_Material to process_:
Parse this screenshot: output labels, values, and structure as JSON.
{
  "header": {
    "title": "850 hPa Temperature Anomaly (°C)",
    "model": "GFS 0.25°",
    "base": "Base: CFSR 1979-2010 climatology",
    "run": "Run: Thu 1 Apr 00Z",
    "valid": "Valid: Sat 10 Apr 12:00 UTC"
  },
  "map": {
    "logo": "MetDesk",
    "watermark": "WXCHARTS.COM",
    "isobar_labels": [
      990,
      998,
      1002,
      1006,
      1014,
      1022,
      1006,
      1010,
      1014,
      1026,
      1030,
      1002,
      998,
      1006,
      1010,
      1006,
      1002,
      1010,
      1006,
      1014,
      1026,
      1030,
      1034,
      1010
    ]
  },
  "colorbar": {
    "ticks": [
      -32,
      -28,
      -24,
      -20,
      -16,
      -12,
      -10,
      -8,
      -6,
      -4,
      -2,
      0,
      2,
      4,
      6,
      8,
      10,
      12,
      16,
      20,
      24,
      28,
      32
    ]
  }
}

_Aim_: Extract the complete data, matching each line exactly.

_The reply_:
Parse this screenshot: output labels, values, and structure as JSON.
{
  "header": {
    "title": "850 hPa Temperature Anomaly (°C)",
    "model": "GFS 0.25°",
    "base": "Base: CFSR 1979-2010 climatology",
    "run": "Run: Thu 1 Apr 00Z",
    "valid": "Valid: Sat 10 Apr 12:00 UTC"
  },
  "map": {
    "logo": "MetDesk",
    "watermark": "WXCHARTS.COM",
    "isobar_labels": [
      990,
      998,
      1002,
      1006,
      1014,
      1022,
      1006,
      1010,
      1014,
      1026,
      1030,
      1002,
      998,
      1006,
      1010,
      1006,
      1002,
      1010,
      1006,
      1014,
      1026,
      1030,
      1034,
      1010
    ]
  },
  "colorbar": {
    "ticks": [
      -32,
      -28,
      -24,
      -20,
      -16,
      -12,
      -10,
      -8,
      -6,
      -4,
      -2,
      0,
      2,
      4,
      6,
      8,
      10,
      12,
      16,
      20,
      24,
      28,
      32
    ]
  }
}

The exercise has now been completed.